** Begin **
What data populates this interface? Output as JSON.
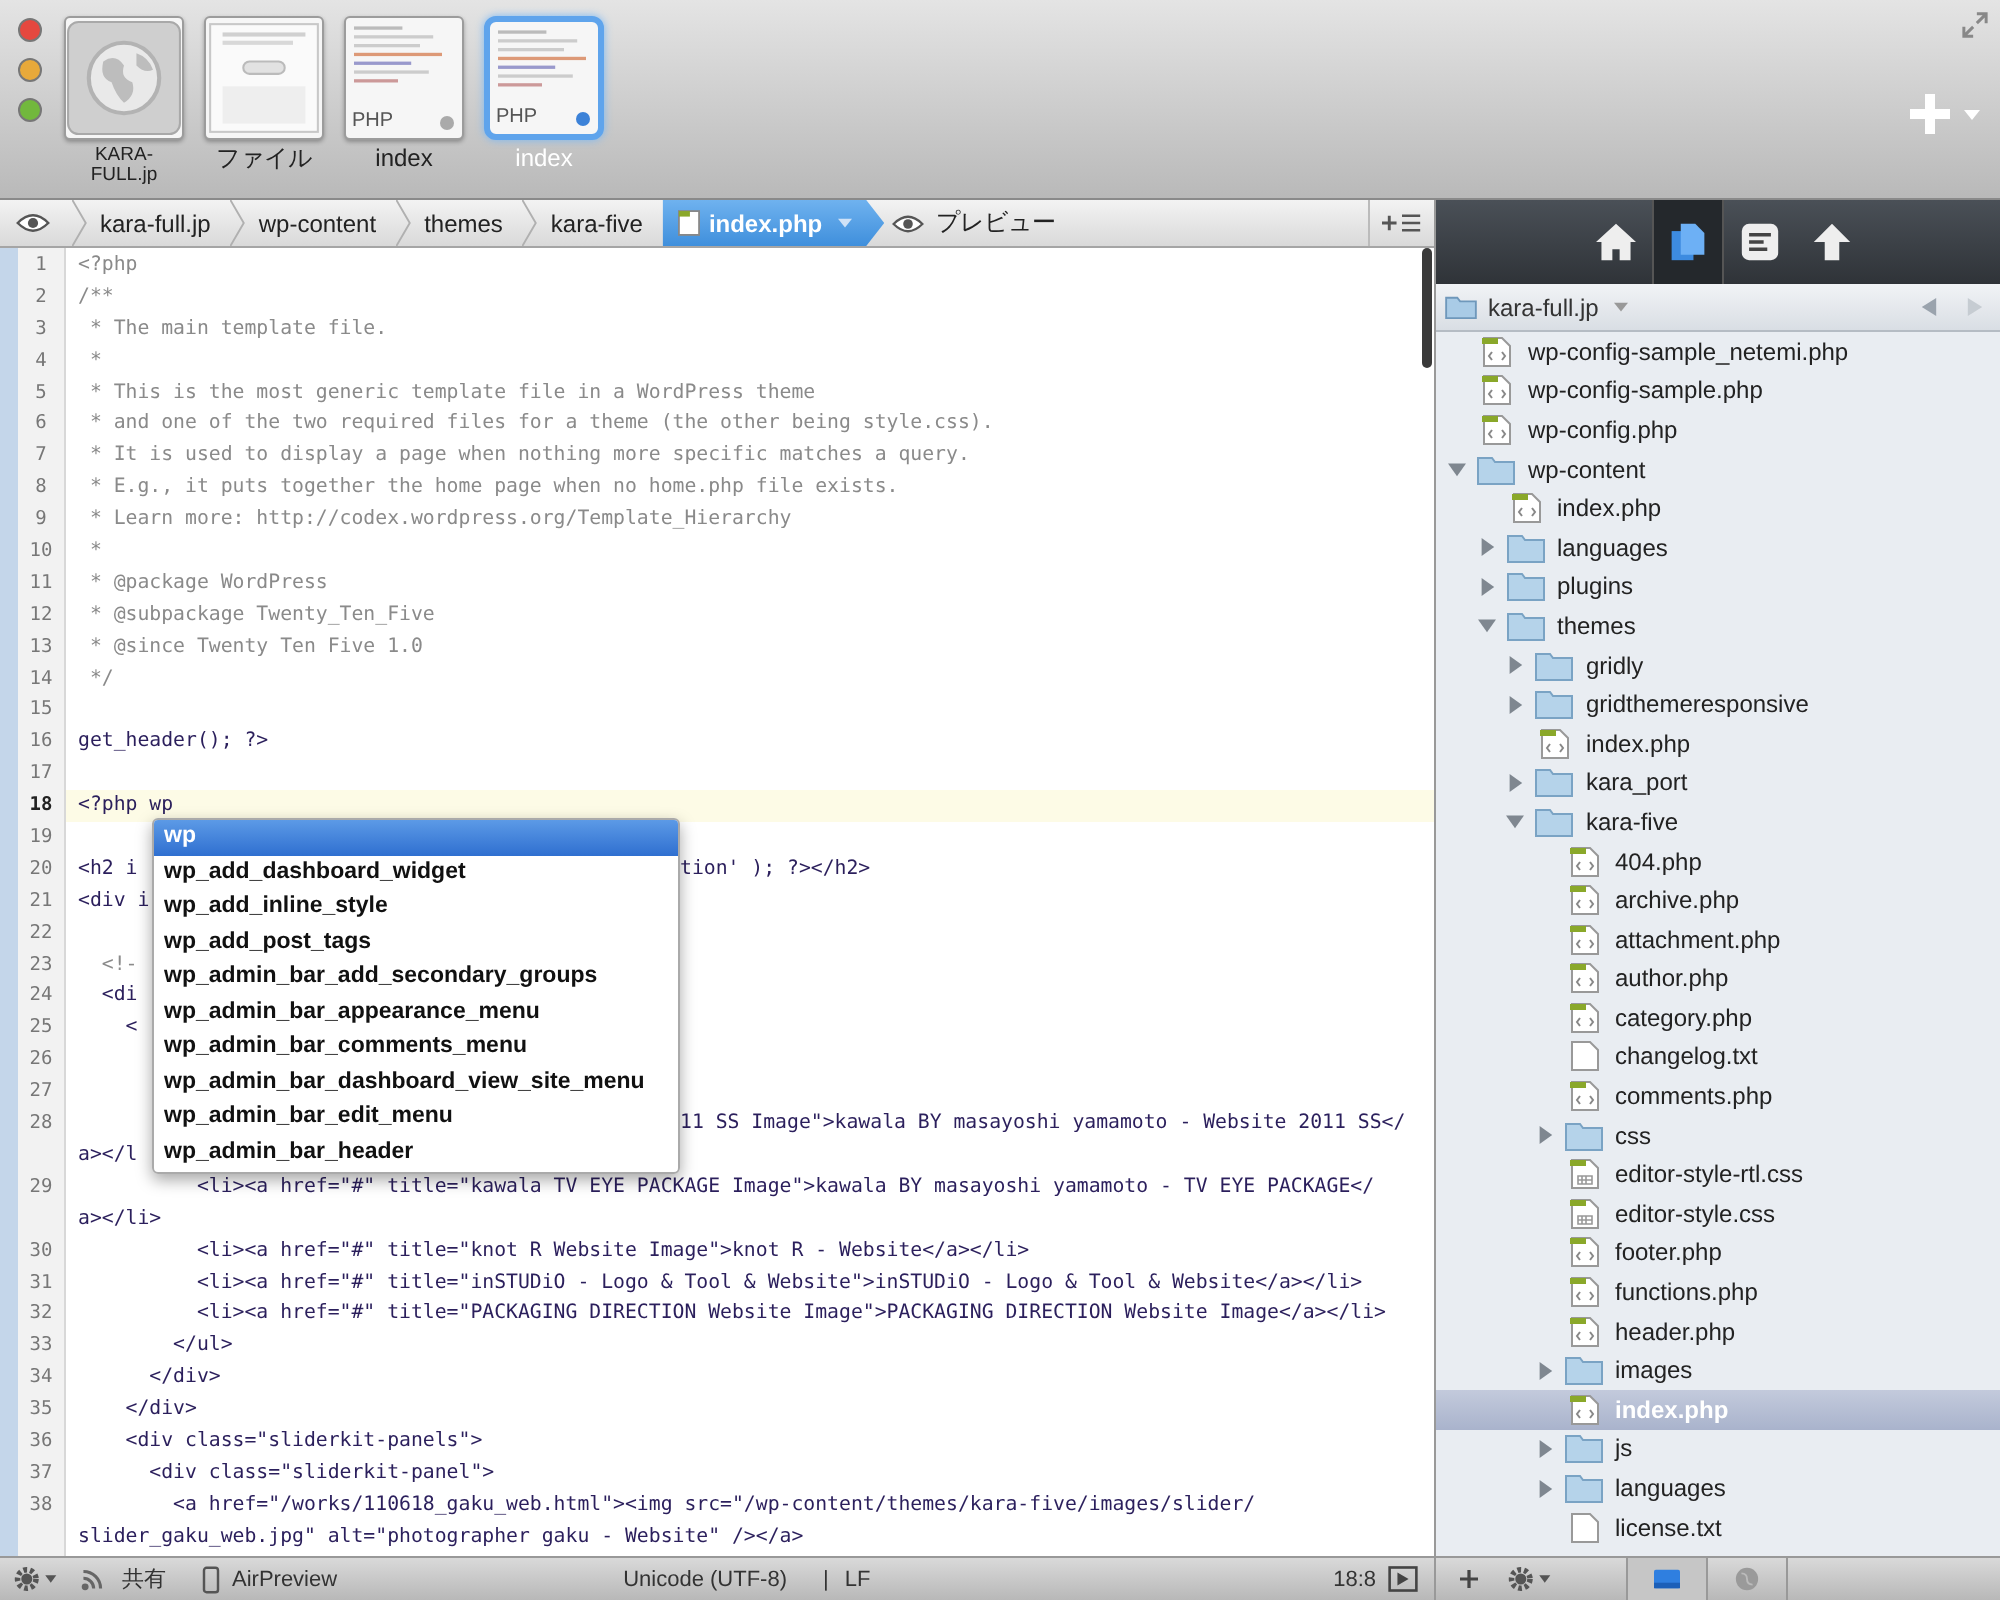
{
  "documents": [
    {
      "label": "KARA-FULL.jp",
      "kind": "site",
      "selected": false
    },
    {
      "label": "ファイル",
      "kind": "file",
      "selected": false
    },
    {
      "label": "index",
      "kind": "php",
      "tag": "PHP",
      "selected": false
    },
    {
      "label": "index",
      "kind": "php",
      "tag": "PHP",
      "selected": true
    }
  ],
  "breadcrumb": {
    "items": [
      {
        "label": "kara-full.jp",
        "selected": false
      },
      {
        "label": "wp-content",
        "selected": false
      },
      {
        "label": "themes",
        "selected": false
      },
      {
        "label": "kara-five",
        "selected": false
      },
      {
        "label": "index.php",
        "selected": true
      }
    ],
    "preview": "プレビュー"
  },
  "editor": {
    "lines": [
      {
        "n": "1",
        "kind": "php",
        "text": "<?php",
        "current": false
      },
      {
        "n": "2",
        "kind": "comment",
        "text": "/**",
        "current": false
      },
      {
        "n": "3",
        "kind": "comment",
        "text": " * The main template file.",
        "current": false
      },
      {
        "n": "4",
        "kind": "comment",
        "text": " *",
        "current": false
      },
      {
        "n": "5",
        "kind": "comment",
        "text": " * This is the most generic template file in a WordPress theme",
        "current": false
      },
      {
        "n": "6",
        "kind": "comment",
        "text": " * and one of the two required files for a theme (the other being style.css).",
        "current": false
      },
      {
        "n": "7",
        "kind": "comment",
        "text": " * It is used to display a page when nothing more specific matches a query.",
        "current": false
      },
      {
        "n": "8",
        "kind": "comment",
        "text": " * E.g., it puts together the home page when no home.php file exists.",
        "current": false
      },
      {
        "n": "9",
        "kind": "comment",
        "text": " * Learn more: http://codex.wordpress.org/Template_Hierarchy",
        "current": false
      },
      {
        "n": "10",
        "kind": "comment",
        "text": " *",
        "current": false
      },
      {
        "n": "11",
        "kind": "comment",
        "text": " * @package WordPress",
        "current": false
      },
      {
        "n": "12",
        "kind": "comment",
        "text": " * @subpackage Twenty_Ten_Five",
        "current": false
      },
      {
        "n": "13",
        "kind": "comment",
        "text": " * @since Twenty Ten Five 1.0",
        "current": false
      },
      {
        "n": "14",
        "kind": "comment",
        "text": " */",
        "current": false
      },
      {
        "n": "15",
        "kind": "code",
        "current": false
      },
      {
        "n": "16",
        "kind": "code",
        "text": "get_header(); ?>",
        "current": false
      },
      {
        "n": "17",
        "kind": "code",
        "current": false
      },
      {
        "n": "18",
        "kind": "code",
        "text": "<?php wp",
        "current": true
      },
      {
        "n": "19",
        "kind": "code",
        "current": false
      },
      {
        "n": "20",
        "kind": "code",
        "text": "<h2 i",
        "after": "tion' ); ?></h2>",
        "current": false
      },
      {
        "n": "21",
        "kind": "code",
        "text": "<div i",
        "current": false
      },
      {
        "n": "22",
        "kind": "code",
        "current": false
      },
      {
        "n": "23",
        "kind": "comment",
        "text": "  <!-",
        "current": false
      },
      {
        "n": "24",
        "kind": "code",
        "text": "  <di",
        "current": false
      },
      {
        "n": "25",
        "kind": "code",
        "text": "    <",
        "current": false
      },
      {
        "n": "26",
        "kind": "code",
        "current": false
      },
      {
        "n": "27",
        "kind": "code",
        "current": false
      },
      {
        "n": "28",
        "kind": "code",
        "after": "11 SS Image\">kawala BY masayoshi yamamoto - Website 2011 SS</",
        "wrap": "a></l",
        "current": false
      },
      {
        "n": "29",
        "kind": "code",
        "text": "          <li><a href=\"#\" title=\"kawala TV EYE PACKAGE Image\">kawala BY masayoshi yamamoto - TV EYE PACKAGE</",
        "wrap": "a></li>",
        "current": false
      },
      {
        "n": "30",
        "kind": "code",
        "text": "          <li><a href=\"#\" title=\"knot R Website Image\">knot R - Website</a></li>",
        "current": false
      },
      {
        "n": "31",
        "kind": "code",
        "text": "          <li><a href=\"#\" title=\"inSTUDiO - Logo & Tool & Website\">inSTUDiO - Logo & Tool & Website</a></li>",
        "current": false
      },
      {
        "n": "32",
        "kind": "code",
        "text": "          <li><a href=\"#\" title=\"PACKAGING DIRECTION Website Image\">PACKAGING DIRECTION Website Image</a></li>",
        "current": false
      },
      {
        "n": "33",
        "kind": "code",
        "text": "        </ul>",
        "current": false
      },
      {
        "n": "34",
        "kind": "code",
        "text": "      </div>",
        "current": false
      },
      {
        "n": "35",
        "kind": "code",
        "text": "    </div>",
        "current": false
      },
      {
        "n": "36",
        "kind": "code",
        "text": "    <div class=\"sliderkit-panels\">",
        "current": false
      },
      {
        "n": "37",
        "kind": "code",
        "text": "      <div class=\"sliderkit-panel\">",
        "current": false
      },
      {
        "n": "38",
        "kind": "code",
        "text": "        <a href=\"/works/110618_gaku_web.html\"><img src=\"/wp-content/themes/kara-five/images/slider/",
        "wrap": "slider_gaku_web.jpg\" alt=\"photographer gaku - Website\" /></a>",
        "current": false
      }
    ]
  },
  "autocomplete": {
    "items": [
      {
        "label": "wp",
        "selected": true
      },
      {
        "label": "wp_add_dashboard_widget",
        "selected": false
      },
      {
        "label": "wp_add_inline_style",
        "selected": false
      },
      {
        "label": "wp_add_post_tags",
        "selected": false
      },
      {
        "label": "wp_admin_bar_add_secondary_groups",
        "selected": false
      },
      {
        "label": "wp_admin_bar_appearance_menu",
        "selected": false
      },
      {
        "label": "wp_admin_bar_comments_menu",
        "selected": false
      },
      {
        "label": "wp_admin_bar_dashboard_view_site_menu",
        "selected": false
      },
      {
        "label": "wp_admin_bar_edit_menu",
        "selected": false
      },
      {
        "label": "wp_admin_bar_header",
        "selected": false
      }
    ]
  },
  "status_bar": {
    "share": "共有",
    "preview": "AirPreview",
    "encoding": "Unicode (UTF-8)",
    "separator": "|",
    "line_ending": "LF",
    "cursor": "18:8"
  },
  "sidebar": {
    "tabs": [
      {
        "kind": "home",
        "selected": false
      },
      {
        "kind": "files",
        "selected": true
      },
      {
        "kind": "notes",
        "selected": false
      },
      {
        "kind": "upload",
        "selected": false
      }
    ],
    "path": "kara-full.jp",
    "tree": [
      {
        "name": "wp-config-sample_netemi.php",
        "kind": "php",
        "selected": false
      },
      {
        "name": "wp-config-sample.php",
        "kind": "php",
        "selected": false
      },
      {
        "name": "wp-config.php",
        "kind": "php",
        "selected": false
      },
      {
        "name": "wp-content",
        "kind": "folder",
        "expanded": true,
        "selected": false,
        "children": [
          {
            "name": "index.php",
            "kind": "php",
            "selected": false
          },
          {
            "name": "languages",
            "kind": "folder",
            "expanded": false,
            "selected": false
          },
          {
            "name": "plugins",
            "kind": "folder",
            "expanded": false,
            "selected": false
          },
          {
            "name": "themes",
            "kind": "folder",
            "expanded": true,
            "selected": false,
            "children": [
              {
                "name": "gridly",
                "kind": "folder",
                "expanded": false,
                "selected": false
              },
              {
                "name": "gridthemeresponsive",
                "kind": "folder",
                "expanded": false,
                "selected": false
              },
              {
                "name": "index.php",
                "kind": "php",
                "selected": false
              },
              {
                "name": "kara_port",
                "kind": "folder",
                "expanded": false,
                "selected": false
              },
              {
                "name": "kara-five",
                "kind": "folder",
                "expanded": true,
                "selected": false,
                "children": [
                  {
                    "name": "404.php",
                    "kind": "php",
                    "selected": false
                  },
                  {
                    "name": "archive.php",
                    "kind": "php",
                    "selected": false
                  },
                  {
                    "name": "attachment.php",
                    "kind": "php",
                    "selected": false
                  },
                  {
                    "name": "author.php",
                    "kind": "php",
                    "selected": false
                  },
                  {
                    "name": "category.php",
                    "kind": "php",
                    "selected": false
                  },
                  {
                    "name": "changelog.txt",
                    "kind": "txt",
                    "selected": false
                  },
                  {
                    "name": "comments.php",
                    "kind": "php",
                    "selected": false
                  },
                  {
                    "name": "css",
                    "kind": "folder",
                    "expanded": false,
                    "selected": false
                  },
                  {
                    "name": "editor-style-rtl.css",
                    "kind": "css",
                    "selected": false
                  },
                  {
                    "name": "editor-style.css",
                    "kind": "css",
                    "selected": false
                  },
                  {
                    "name": "footer.php",
                    "kind": "php",
                    "selected": false
                  },
                  {
                    "name": "functions.php",
                    "kind": "php",
                    "selected": false
                  },
                  {
                    "name": "header.php",
                    "kind": "php",
                    "selected": false
                  },
                  {
                    "name": "images",
                    "kind": "folder",
                    "expanded": false,
                    "selected": false
                  },
                  {
                    "name": "index.php",
                    "kind": "php",
                    "selected": true
                  },
                  {
                    "name": "js",
                    "kind": "folder",
                    "expanded": false,
                    "selected": false
                  },
                  {
                    "name": "languages",
                    "kind": "folder",
                    "expanded": false,
                    "selected": false
                  },
                  {
                    "name": "license.txt",
                    "kind": "txt",
                    "selected": false
                  }
                ]
              }
            ]
          }
        ]
      }
    ],
    "bottom_tabs": [
      {
        "kind": "drive",
        "selected": true
      },
      {
        "kind": "globe",
        "selected": false
      }
    ]
  }
}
** End **
(What you should do)
Search the data for the string "yamamoto". List each line that has it.

(Correct result)
        "after": "11 SS Image\">kawala BY masayoshi yamamoto - Website 2011 SS</",
        "text": "          <li><a href=\"#\" title=\"kawala TV EYE PACKAGE Image\">kawala BY masayoshi yamamoto - TV EYE PACKAGE</",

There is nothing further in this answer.